(DATA TO PROCESS)
* * * * * * * * *
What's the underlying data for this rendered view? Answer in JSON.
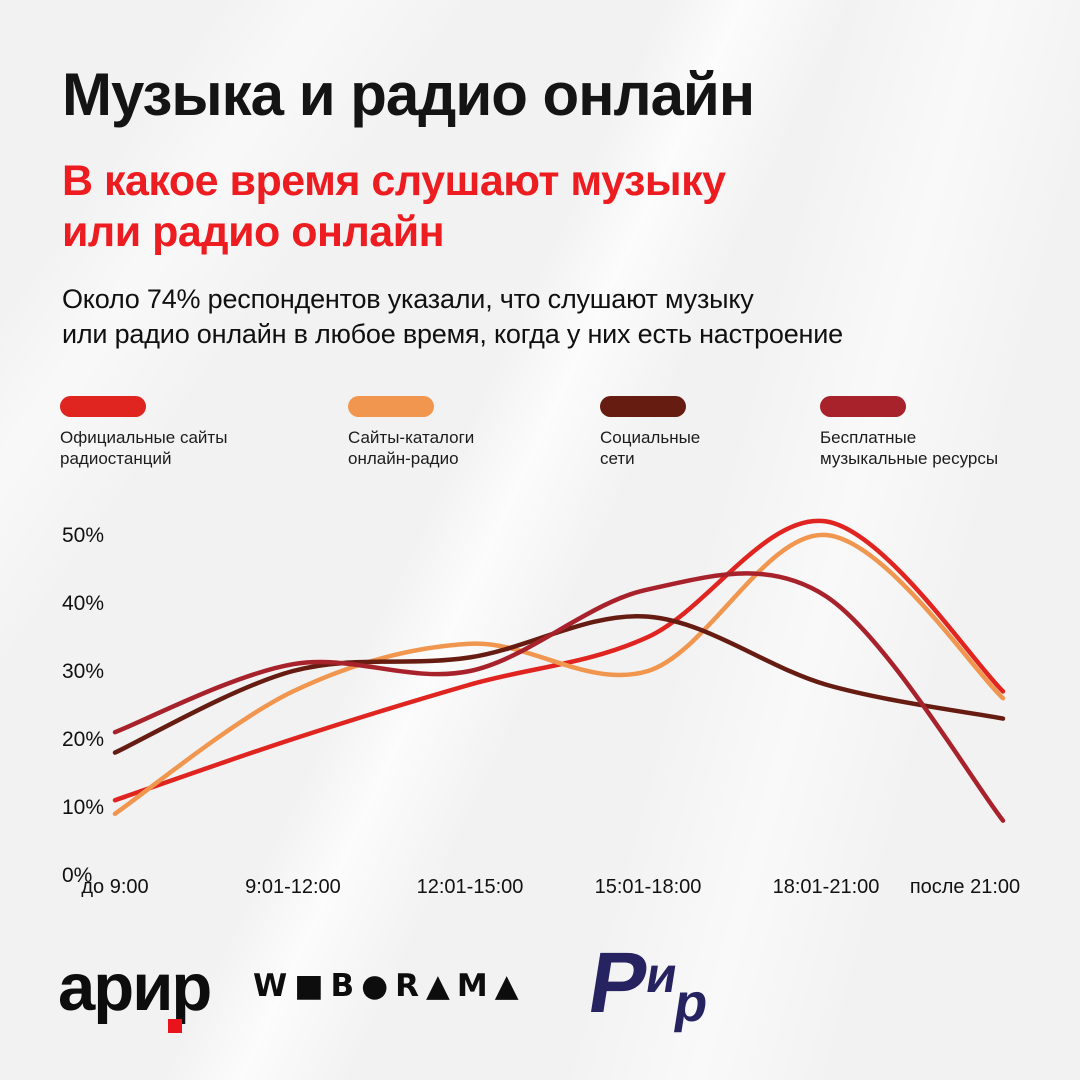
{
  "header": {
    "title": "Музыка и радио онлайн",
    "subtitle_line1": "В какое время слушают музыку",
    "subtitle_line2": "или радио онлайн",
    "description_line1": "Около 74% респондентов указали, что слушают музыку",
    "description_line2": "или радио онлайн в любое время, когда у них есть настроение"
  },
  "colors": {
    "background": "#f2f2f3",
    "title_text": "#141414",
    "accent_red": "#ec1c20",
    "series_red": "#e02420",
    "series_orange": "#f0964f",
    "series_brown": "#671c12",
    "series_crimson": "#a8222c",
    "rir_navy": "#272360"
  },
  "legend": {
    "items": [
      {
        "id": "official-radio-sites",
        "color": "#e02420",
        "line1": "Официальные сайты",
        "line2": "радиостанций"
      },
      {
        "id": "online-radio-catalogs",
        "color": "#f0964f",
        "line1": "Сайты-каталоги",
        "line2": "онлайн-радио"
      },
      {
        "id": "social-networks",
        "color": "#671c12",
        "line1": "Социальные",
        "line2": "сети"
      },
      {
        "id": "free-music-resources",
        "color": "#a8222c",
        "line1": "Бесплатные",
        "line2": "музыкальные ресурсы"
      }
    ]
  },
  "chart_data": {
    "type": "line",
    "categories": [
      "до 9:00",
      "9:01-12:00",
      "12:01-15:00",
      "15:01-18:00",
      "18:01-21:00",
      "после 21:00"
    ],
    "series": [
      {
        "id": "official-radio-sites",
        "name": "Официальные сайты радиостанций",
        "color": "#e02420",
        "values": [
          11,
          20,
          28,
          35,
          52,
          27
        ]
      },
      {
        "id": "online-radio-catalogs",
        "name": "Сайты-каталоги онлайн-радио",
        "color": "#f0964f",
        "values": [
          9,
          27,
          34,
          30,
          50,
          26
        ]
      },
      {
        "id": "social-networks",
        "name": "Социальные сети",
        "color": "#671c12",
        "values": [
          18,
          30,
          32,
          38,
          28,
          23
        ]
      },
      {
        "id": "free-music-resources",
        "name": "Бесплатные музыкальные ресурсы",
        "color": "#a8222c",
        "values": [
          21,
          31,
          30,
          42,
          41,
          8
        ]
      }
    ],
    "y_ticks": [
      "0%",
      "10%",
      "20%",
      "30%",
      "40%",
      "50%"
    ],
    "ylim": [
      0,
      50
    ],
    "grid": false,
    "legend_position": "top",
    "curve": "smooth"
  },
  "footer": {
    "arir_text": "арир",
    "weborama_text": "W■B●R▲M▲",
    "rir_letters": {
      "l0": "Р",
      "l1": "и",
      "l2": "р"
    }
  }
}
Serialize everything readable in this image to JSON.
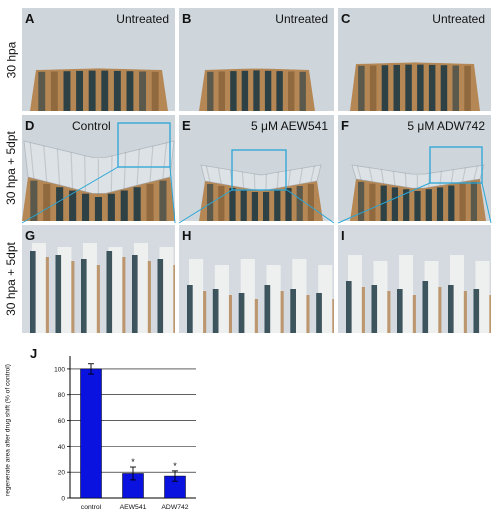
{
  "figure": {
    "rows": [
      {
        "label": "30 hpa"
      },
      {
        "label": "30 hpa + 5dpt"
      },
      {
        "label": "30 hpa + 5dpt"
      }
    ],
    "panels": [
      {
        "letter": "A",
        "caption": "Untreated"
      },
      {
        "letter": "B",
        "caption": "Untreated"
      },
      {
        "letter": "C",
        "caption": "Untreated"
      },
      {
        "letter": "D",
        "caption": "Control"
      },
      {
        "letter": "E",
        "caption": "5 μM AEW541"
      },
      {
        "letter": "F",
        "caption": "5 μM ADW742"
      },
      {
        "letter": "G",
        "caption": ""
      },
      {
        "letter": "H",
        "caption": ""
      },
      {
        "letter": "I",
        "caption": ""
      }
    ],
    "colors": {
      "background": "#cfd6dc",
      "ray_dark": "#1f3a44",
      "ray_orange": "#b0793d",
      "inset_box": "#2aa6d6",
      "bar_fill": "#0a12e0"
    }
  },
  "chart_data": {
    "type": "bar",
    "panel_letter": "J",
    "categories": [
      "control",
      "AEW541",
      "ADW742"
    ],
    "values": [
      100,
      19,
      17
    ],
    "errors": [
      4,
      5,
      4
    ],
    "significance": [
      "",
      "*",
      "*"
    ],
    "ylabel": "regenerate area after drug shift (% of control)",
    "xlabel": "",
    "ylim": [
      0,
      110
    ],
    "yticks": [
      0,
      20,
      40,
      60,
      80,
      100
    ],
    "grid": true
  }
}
* * * * * * * * *
Retype the whole listing exactly and leave the pictures out.

(EXERCISE OUTPUT)
What's the underlying data for this rendered view? Answer in JSON.
{
  "header": {
    "title": "Музыка и радио онлайн",
    "subtitle_line1": "В какое время слушают музыку",
    "subtitle_line2": "или радио онлайн",
    "description_line1": "Около 74% респондентов указали, что слушают музыку",
    "description_line2": "или радио онлайн в любое время, когда у них есть настроение"
  },
  "colors": {
    "background": "#f2f2f3",
    "title_text": "#141414",
    "accent_red": "#ec1c20",
    "series_red": "#e02420",
    "series_orange": "#f0964f",
    "series_brown": "#671c12",
    "series_crimson": "#a8222c",
    "rir_navy": "#272360"
  },
  "legend": {
    "items": [
      {
        "id": "official-radio-sites",
        "color": "#e02420",
        "line1": "Официальные сайты",
        "line2": "радиостанций"
      },
      {
        "id": "online-radio-catalogs",
        "color": "#f0964f",
        "line1": "Сайты-каталоги",
        "line2": "онлайн-радио"
      },
      {
        "id": "social-networks",
        "color": "#671c12",
        "line1": "Социальные",
        "line2": "сети"
      },
      {
        "id": "free-music-resources",
        "color": "#a8222c",
        "line1": "Бесплатные",
        "line2": "музыкальные ресурсы"
      }
    ]
  },
  "chart_data": {
    "type": "line",
    "categories": [
      "до 9:00",
      "9:01-12:00",
      "12:01-15:00",
      "15:01-18:00",
      "18:01-21:00",
      "после 21:00"
    ],
    "series": [
      {
        "id": "official-radio-sites",
        "name": "Официальные сайты радиостанций",
        "color": "#e02420",
        "values": [
          11,
          20,
          28,
          35,
          52,
          27
        ]
      },
      {
        "id": "online-radio-catalogs",
        "name": "Сайты-каталоги онлайн-радио",
        "color": "#f0964f",
        "values": [
          9,
          27,
          34,
          30,
          50,
          26
        ]
      },
      {
        "id": "social-networks",
        "name": "Социальные сети",
        "color": "#671c12",
        "values": [
          18,
          30,
          32,
          38,
          28,
          23
        ]
      },
      {
        "id": "free-music-resources",
        "name": "Бесплатные музыкальные ресурсы",
        "color": "#a8222c",
        "values": [
          21,
          31,
          30,
          42,
          41,
          8
        ]
      }
    ],
    "y_ticks": [
      "0%",
      "10%",
      "20%",
      "30%",
      "40%",
      "50%"
    ],
    "ylim": [
      0,
      50
    ],
    "grid": false,
    "legend_position": "top",
    "curve": "smooth"
  },
  "footer": {
    "arir_text": "арир",
    "weborama_text": "W■B●R▲M▲",
    "rir_letters": {
      "l0": "Р",
      "l1": "и",
      "l2": "р"
    }
  }
}
Serialize everything readable in this image to JSON.
{
  "figure": {
    "rows": [
      {
        "label": "30 hpa"
      },
      {
        "label": "30 hpa + 5dpt"
      },
      {
        "label": "30 hpa + 5dpt"
      }
    ],
    "panels": [
      {
        "letter": "A",
        "caption": "Untreated"
      },
      {
        "letter": "B",
        "caption": "Untreated"
      },
      {
        "letter": "C",
        "caption": "Untreated"
      },
      {
        "letter": "D",
        "caption": "Control"
      },
      {
        "letter": "E",
        "caption": "5 μM AEW541"
      },
      {
        "letter": "F",
        "caption": "5 μM ADW742"
      },
      {
        "letter": "G",
        "caption": ""
      },
      {
        "letter": "H",
        "caption": ""
      },
      {
        "letter": "I",
        "caption": ""
      }
    ],
    "colors": {
      "background": "#cfd6dc",
      "ray_dark": "#1f3a44",
      "ray_orange": "#b0793d",
      "inset_box": "#2aa6d6",
      "bar_fill": "#0a12e0"
    }
  },
  "chart_data": {
    "type": "bar",
    "panel_letter": "J",
    "categories": [
      "control",
      "AEW541",
      "ADW742"
    ],
    "values": [
      100,
      19,
      17
    ],
    "errors": [
      4,
      5,
      4
    ],
    "significance": [
      "",
      "*",
      "*"
    ],
    "ylabel": "regenerate area after drug shift (% of control)",
    "xlabel": "",
    "ylim": [
      0,
      110
    ],
    "yticks": [
      0,
      20,
      40,
      60,
      80,
      100
    ],
    "grid": true
  }
}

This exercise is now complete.